-- start of Records for this exercise --
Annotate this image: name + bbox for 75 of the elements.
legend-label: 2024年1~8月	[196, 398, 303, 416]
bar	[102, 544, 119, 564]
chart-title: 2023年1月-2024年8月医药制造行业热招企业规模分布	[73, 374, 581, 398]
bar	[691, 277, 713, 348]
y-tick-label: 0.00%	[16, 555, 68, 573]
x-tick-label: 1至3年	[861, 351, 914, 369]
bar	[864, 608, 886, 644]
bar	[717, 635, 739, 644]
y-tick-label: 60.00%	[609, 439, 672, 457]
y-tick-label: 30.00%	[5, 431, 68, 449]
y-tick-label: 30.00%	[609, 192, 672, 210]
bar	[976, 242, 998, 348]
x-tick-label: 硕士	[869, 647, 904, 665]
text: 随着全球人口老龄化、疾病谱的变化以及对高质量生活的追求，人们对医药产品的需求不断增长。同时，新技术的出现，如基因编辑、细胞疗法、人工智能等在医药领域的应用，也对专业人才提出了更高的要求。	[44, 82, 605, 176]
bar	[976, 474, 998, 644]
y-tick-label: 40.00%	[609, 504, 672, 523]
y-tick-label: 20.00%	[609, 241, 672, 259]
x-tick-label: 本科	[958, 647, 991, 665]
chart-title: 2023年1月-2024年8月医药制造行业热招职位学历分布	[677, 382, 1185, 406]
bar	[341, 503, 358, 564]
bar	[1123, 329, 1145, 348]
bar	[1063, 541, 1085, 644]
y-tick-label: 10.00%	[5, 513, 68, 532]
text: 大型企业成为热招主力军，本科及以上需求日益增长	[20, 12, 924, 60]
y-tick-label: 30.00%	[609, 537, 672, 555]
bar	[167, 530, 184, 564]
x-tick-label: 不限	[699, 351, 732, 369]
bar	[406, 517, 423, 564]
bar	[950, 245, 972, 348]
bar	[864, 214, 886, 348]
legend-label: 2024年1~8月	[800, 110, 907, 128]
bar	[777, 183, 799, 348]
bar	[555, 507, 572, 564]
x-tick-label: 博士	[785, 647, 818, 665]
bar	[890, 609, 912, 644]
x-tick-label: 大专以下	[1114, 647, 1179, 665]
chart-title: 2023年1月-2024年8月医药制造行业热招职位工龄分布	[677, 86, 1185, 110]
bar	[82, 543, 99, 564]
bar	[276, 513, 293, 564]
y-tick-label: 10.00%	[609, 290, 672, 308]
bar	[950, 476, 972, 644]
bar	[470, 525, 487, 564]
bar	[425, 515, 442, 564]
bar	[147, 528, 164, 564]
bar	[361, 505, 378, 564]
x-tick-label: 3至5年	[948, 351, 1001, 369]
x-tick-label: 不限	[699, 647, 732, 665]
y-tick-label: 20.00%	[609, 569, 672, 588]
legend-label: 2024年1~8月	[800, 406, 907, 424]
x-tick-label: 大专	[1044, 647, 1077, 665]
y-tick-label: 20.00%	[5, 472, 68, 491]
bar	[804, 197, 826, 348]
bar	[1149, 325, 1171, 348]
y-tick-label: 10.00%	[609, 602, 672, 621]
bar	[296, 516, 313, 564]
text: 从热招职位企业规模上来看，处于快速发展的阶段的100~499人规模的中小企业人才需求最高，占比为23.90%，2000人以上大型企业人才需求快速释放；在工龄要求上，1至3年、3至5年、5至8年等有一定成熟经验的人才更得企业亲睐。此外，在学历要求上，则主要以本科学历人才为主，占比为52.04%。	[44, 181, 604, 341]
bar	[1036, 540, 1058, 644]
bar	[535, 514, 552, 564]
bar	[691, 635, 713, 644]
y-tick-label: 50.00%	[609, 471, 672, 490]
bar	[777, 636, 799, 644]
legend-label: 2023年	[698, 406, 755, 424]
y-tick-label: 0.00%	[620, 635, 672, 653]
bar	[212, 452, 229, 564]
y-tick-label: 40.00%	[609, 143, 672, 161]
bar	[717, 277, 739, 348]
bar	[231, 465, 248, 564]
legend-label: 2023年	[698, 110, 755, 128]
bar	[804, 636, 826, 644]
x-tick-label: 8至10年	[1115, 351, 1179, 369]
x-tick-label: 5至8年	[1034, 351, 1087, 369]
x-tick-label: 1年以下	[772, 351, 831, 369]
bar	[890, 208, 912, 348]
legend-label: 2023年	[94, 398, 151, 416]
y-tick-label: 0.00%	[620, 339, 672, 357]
-- end of Records for this exercise --
→ Instruction: Please render each of the items above as a numbered list, leaving out any blank lines.

→ Final answer:
1. Annotate this image: name + bbox for 75 of the elements.
2. legend-label: 2024年1~8月	[196, 398, 303, 416]
3. bar	[102, 544, 119, 564]
4. chart-title: 2023年1月-2024年8月医药制造行业热招企业规模分布	[73, 374, 581, 398]
5. bar	[691, 277, 713, 348]
6. y-tick-label: 0.00%	[16, 555, 68, 573]
7. x-tick-label: 1至3年	[861, 351, 914, 369]
8. bar	[864, 608, 886, 644]
9. bar	[717, 635, 739, 644]
10. y-tick-label: 60.00%	[609, 439, 672, 457]
11. y-tick-label: 30.00%	[5, 431, 68, 449]
12. y-tick-label: 30.00%	[609, 192, 672, 210]
13. bar	[976, 242, 998, 348]
14. x-tick-label: 硕士	[869, 647, 904, 665]
15. text: 随着全球人口老龄化、疾病谱的变化以及对高质量生活的追求，人们对医药产品的需求不断增长。同时，新技术的出现，如基因编辑、细胞疗法、人工智能等在医药领域的应用，也对专业人才提出了更高的要求。	[44, 82, 605, 176]
16. bar	[976, 474, 998, 644]
17. y-tick-label: 40.00%	[609, 504, 672, 523]
18. y-tick-label: 20.00%	[609, 241, 672, 259]
19. x-tick-label: 本科	[958, 647, 991, 665]
20. chart-title: 2023年1月-2024年8月医药制造行业热招职位学历分布	[677, 382, 1185, 406]
21. bar	[341, 503, 358, 564]
22. bar	[1123, 329, 1145, 348]
23. bar	[1063, 541, 1085, 644]
24. y-tick-label: 10.00%	[5, 513, 68, 532]
25. text: 大型企业成为热招主力军，本科及以上需求日益增长	[20, 12, 924, 60]
26. y-tick-label: 30.00%	[609, 537, 672, 555]
27. bar	[167, 530, 184, 564]
28. x-tick-label: 不限	[699, 351, 732, 369]
29. bar	[406, 517, 423, 564]
30. bar	[950, 245, 972, 348]
31. bar	[864, 214, 886, 348]
32. legend-label: 2024年1~8月	[800, 110, 907, 128]
33. bar	[777, 183, 799, 348]
34. bar	[555, 507, 572, 564]
35. x-tick-label: 博士	[785, 647, 818, 665]
36. bar	[890, 609, 912, 644]
37. x-tick-label: 大专以下	[1114, 647, 1179, 665]
38. chart-title: 2023年1月-2024年8月医药制造行业热招职位工龄分布	[677, 86, 1185, 110]
39. bar	[82, 543, 99, 564]
40. bar	[276, 513, 293, 564]
41. y-tick-label: 10.00%	[609, 290, 672, 308]
42. bar	[950, 476, 972, 644]
43. bar	[470, 525, 487, 564]
44. bar	[425, 515, 442, 564]
45. bar	[147, 528, 164, 564]
46. bar	[361, 505, 378, 564]
47. x-tick-label: 3至5年	[948, 351, 1001, 369]
48. x-tick-label: 不限	[699, 647, 732, 665]
49. y-tick-label: 20.00%	[609, 569, 672, 588]
50. legend-label: 2024年1~8月	[800, 406, 907, 424]
51. x-tick-label: 大专	[1044, 647, 1077, 665]
52. y-tick-label: 20.00%	[5, 472, 68, 491]
53. bar	[804, 197, 826, 348]
54. bar	[1149, 325, 1171, 348]
55. y-tick-label: 10.00%	[609, 602, 672, 621]
56. bar	[296, 516, 313, 564]
57. text: 从热招职位企业规模上来看，处于快速发展的阶段的100~499人规模的中小企业人才需求最高，占比为23.90%，2000人以上大型企业人才需求快速释放；在工龄要求上，1至3年、3至5年、5至8年等有一定成熟经验的人才更得企业亲睐。此外，在学历要求上，则主要以本科学历人才为主，占比为52.04%。	[44, 181, 604, 341]
58. bar	[1036, 540, 1058, 644]
59. bar	[535, 514, 552, 564]
60. bar	[691, 635, 713, 644]
61. y-tick-label: 50.00%	[609, 471, 672, 490]
62. bar	[777, 636, 799, 644]
63. legend-label: 2023年	[698, 406, 755, 424]
64. y-tick-label: 0.00%	[620, 635, 672, 653]
65. bar	[212, 452, 229, 564]
66. y-tick-label: 40.00%	[609, 143, 672, 161]
67. bar	[717, 277, 739, 348]
68. bar	[231, 465, 248, 564]
69. legend-label: 2023年	[698, 110, 755, 128]
70. bar	[804, 636, 826, 644]
71. x-tick-label: 8至10年	[1115, 351, 1179, 369]
72. x-tick-label: 5至8年	[1034, 351, 1087, 369]
73. x-tick-label: 1年以下	[772, 351, 831, 369]
74. bar	[890, 208, 912, 348]
75. legend-label: 2023年	[94, 398, 151, 416]
76. y-tick-label: 0.00%	[620, 339, 672, 357]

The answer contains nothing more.